Stored items:
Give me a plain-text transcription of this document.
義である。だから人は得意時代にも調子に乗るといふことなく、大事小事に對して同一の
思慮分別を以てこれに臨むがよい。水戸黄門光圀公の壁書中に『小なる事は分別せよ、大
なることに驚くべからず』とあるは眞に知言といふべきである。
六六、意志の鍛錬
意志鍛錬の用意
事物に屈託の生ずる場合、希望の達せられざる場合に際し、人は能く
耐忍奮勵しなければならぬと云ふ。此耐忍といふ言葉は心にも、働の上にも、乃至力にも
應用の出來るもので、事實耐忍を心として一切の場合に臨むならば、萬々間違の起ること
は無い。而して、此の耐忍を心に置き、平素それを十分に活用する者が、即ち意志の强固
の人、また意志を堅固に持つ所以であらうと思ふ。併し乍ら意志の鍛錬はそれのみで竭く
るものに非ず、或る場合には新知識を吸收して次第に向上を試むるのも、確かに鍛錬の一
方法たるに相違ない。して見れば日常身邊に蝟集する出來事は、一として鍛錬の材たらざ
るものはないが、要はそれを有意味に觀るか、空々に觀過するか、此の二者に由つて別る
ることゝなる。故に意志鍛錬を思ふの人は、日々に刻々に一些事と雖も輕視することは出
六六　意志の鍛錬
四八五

SHORT PROBLEM → Each line of the material must be restated exactly.

EXPECTED ANSWER →
Give me a plain-text transcription of this document.
義である。だから人は得意時代にも調子に乗るといふことなく、大事小事に對して同一の
思慮分別を以てこれに臨むがよい。水戸黄門光圀公の壁書中に『小なる事は分別せよ、大
なることに驚くべからず』とあるは眞に知言といふべきである。
六六、意志の鍛錬
意志鍛錬の用意
事物に屈託の生ずる場合、希望の達せられざる場合に際し、人は能く
耐忍奮勵しなければならぬと云ふ。此耐忍といふ言葉は心にも、働の上にも、乃至力にも
應用の出來るもので、事實耐忍を心として一切の場合に臨むならば、萬々間違の起ること
は無い。而して、此の耐忍を心に置き、平素それを十分に活用する者が、即ち意志の强固
の人、また意志を堅固に持つ所以であらうと思ふ。併し乍ら意志の鍛錬はそれのみで竭く
るものに非ず、或る場合には新知識を吸收して次第に向上を試むるのも、確かに鍛錬の一
方法たるに相違ない。して見れば日常身邊に蝟集する出來事は、一として鍛錬の材たらざ
るものはないが、要はそれを有意味に觀るか、空々に觀過するか、此の二者に由つて別る
ることゝなる。故に意志鍛錬を思ふの人は、日々に刻々に一些事と雖も輕視することは出
六六　意志の鍛錬
四八五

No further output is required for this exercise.